● **DIRECTIONS FOR THIS TASK**:
Reproduce every line of the records below without changing a single character.

● **RECORD EXTRACTS**:
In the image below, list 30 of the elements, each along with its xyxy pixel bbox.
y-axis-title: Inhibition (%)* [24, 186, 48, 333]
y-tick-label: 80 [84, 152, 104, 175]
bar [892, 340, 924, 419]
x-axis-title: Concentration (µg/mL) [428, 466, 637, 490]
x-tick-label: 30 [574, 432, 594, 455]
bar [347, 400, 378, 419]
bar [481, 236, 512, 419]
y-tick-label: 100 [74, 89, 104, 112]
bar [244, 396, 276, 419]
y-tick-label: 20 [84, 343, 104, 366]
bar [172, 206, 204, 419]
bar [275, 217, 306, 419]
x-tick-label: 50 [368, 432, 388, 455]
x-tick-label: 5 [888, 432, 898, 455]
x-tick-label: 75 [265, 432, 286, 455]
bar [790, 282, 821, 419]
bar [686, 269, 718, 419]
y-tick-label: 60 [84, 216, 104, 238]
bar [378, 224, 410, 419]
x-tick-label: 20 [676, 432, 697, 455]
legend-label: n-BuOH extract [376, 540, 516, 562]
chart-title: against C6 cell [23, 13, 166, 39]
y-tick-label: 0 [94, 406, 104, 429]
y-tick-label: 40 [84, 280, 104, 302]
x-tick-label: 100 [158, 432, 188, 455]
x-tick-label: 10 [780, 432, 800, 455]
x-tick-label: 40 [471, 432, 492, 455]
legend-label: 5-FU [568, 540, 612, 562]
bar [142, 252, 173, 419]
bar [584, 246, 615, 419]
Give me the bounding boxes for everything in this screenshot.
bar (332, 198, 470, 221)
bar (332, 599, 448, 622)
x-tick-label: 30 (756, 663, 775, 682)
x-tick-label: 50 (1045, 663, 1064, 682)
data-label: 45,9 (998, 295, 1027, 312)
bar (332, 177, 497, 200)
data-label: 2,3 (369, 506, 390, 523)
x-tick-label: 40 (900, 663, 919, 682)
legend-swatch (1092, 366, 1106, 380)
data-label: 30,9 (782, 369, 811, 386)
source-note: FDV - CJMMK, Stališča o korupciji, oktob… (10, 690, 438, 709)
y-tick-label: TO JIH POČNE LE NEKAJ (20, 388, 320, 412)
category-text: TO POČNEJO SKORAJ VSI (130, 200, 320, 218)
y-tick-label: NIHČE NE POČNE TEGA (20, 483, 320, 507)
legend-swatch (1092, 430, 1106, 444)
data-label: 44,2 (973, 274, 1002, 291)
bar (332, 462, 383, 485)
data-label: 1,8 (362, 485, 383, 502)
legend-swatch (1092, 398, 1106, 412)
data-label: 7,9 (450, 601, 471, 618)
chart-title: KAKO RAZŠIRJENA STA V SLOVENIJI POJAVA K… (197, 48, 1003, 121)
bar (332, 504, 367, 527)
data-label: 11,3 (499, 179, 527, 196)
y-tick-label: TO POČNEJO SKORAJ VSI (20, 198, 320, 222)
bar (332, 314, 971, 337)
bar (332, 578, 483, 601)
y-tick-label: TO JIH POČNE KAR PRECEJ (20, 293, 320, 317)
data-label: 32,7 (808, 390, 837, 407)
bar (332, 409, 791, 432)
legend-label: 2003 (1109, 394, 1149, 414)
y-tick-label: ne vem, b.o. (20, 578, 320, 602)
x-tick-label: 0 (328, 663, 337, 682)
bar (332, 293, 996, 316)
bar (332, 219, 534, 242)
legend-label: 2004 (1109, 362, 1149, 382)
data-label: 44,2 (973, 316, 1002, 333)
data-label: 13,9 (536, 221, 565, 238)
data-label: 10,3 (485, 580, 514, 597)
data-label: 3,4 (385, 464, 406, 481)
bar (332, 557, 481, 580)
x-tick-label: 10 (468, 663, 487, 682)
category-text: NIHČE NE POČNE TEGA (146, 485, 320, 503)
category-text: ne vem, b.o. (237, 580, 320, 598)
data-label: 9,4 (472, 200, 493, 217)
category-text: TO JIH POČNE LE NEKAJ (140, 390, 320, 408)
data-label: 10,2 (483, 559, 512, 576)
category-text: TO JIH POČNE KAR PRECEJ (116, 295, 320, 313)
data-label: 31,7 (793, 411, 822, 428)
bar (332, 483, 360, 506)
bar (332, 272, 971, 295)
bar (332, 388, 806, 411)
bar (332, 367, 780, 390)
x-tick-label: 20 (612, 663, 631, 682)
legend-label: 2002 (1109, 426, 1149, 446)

● **RESPONSE TO THE EXERCISE**:
In the image below, list 30 of the elements, each along with its xyxy pixel bbox.
y-axis-title: Inhibition (%)* [24, 186, 48, 333]
y-tick-label: 80 [84, 152, 104, 175]
bar [892, 340, 924, 419]
x-axis-title: Concentration (µg/mL) [428, 466, 637, 490]
x-tick-label: 30 [574, 432, 594, 455]
bar [347, 400, 378, 419]
bar [481, 236, 512, 419]
y-tick-label: 100 [74, 89, 104, 112]
bar [244, 396, 276, 419]
y-tick-label: 20 [84, 343, 104, 366]
bar [172, 206, 204, 419]
bar [275, 217, 306, 419]
x-tick-label: 50 [368, 432, 388, 455]
x-tick-label: 5 [888, 432, 898, 455]
x-tick-label: 75 [265, 432, 286, 455]
bar [790, 282, 821, 419]
bar [686, 269, 718, 419]
y-tick-label: 60 [84, 216, 104, 238]
bar [378, 224, 410, 419]
x-tick-label: 20 [676, 432, 697, 455]
legend-label: n-BuOH extract [376, 540, 516, 562]
chart-title: against C6 cell [23, 13, 166, 39]
y-tick-label: 0 [94, 406, 104, 429]
y-tick-label: 40 [84, 280, 104, 302]
x-tick-label: 100 [158, 432, 188, 455]
x-tick-label: 10 [780, 432, 800, 455]
x-tick-label: 40 [471, 432, 492, 455]
legend-label: 5-FU [568, 540, 612, 562]
bar [142, 252, 173, 419]
bar [584, 246, 615, 419]
Give me the bounding boxes for everything in this screenshot.
bar (332, 198, 470, 221)
bar (332, 599, 448, 622)
x-tick-label: 30 (756, 663, 775, 682)
x-tick-label: 50 (1045, 663, 1064, 682)
data-label: 45,9 (998, 295, 1027, 312)
bar (332, 177, 497, 200)
data-label: 2,3 (369, 506, 390, 523)
x-tick-label: 40 (900, 663, 919, 682)
legend-swatch (1092, 366, 1106, 380)
data-label: 30,9 (782, 369, 811, 386)
source-note: FDV - CJMMK, Stališča o korupciji, oktob… (10, 690, 438, 709)
y-tick-label: TO JIH POČNE LE NEKAJ (20, 388, 320, 412)
category-text: TO POČNEJO SKORAJ VSI (130, 200, 320, 218)
y-tick-label: NIHČE NE POČNE TEGA (20, 483, 320, 507)
legend-swatch (1092, 430, 1106, 444)
data-label: 44,2 (973, 274, 1002, 291)
bar (332, 462, 383, 485)
data-label: 1,8 (362, 485, 383, 502)
legend-swatch (1092, 398, 1106, 412)
data-label: 7,9 (450, 601, 471, 618)
chart-title: KAKO RAZŠIRJENA STA V SLOVENIJI POJAVA K… (197, 48, 1003, 121)
bar (332, 504, 367, 527)
data-label: 11,3 (499, 179, 527, 196)
y-tick-label: TO POČNEJO SKORAJ VSI (20, 198, 320, 222)
bar (332, 314, 971, 337)
bar (332, 578, 483, 601)
y-tick-label: TO JIH POČNE KAR PRECEJ (20, 293, 320, 317)
data-label: 32,7 (808, 390, 837, 407)
bar (332, 409, 791, 432)
legend-label: 2003 (1109, 394, 1149, 414)
y-tick-label: ne vem, b.o. (20, 578, 320, 602)
x-tick-label: 0 (328, 663, 337, 682)
bar (332, 293, 996, 316)
bar (332, 219, 534, 242)
legend-label: 2004 (1109, 362, 1149, 382)
data-label: 44,2 (973, 316, 1002, 333)
data-label: 13,9 (536, 221, 565, 238)
data-label: 10,3 (485, 580, 514, 597)
data-label: 3,4 (385, 464, 406, 481)
bar (332, 557, 481, 580)
x-tick-label: 10 (468, 663, 487, 682)
category-text: NIHČE NE POČNE TEGA (146, 485, 320, 503)
category-text: ne vem, b.o. (237, 580, 320, 598)
data-label: 9,4 (472, 200, 493, 217)
category-text: TO JIH POČNE LE NEKAJ (140, 390, 320, 408)
data-label: 10,2 (483, 559, 512, 576)
category-text: TO JIH POČNE KAR PRECEJ (116, 295, 320, 313)
data-label: 31,7 (793, 411, 822, 428)
bar (332, 483, 360, 506)
bar (332, 272, 971, 295)
bar (332, 388, 806, 411)
bar (332, 367, 780, 390)
x-tick-label: 20 (612, 663, 631, 682)
legend-label: 2002 (1109, 426, 1149, 446)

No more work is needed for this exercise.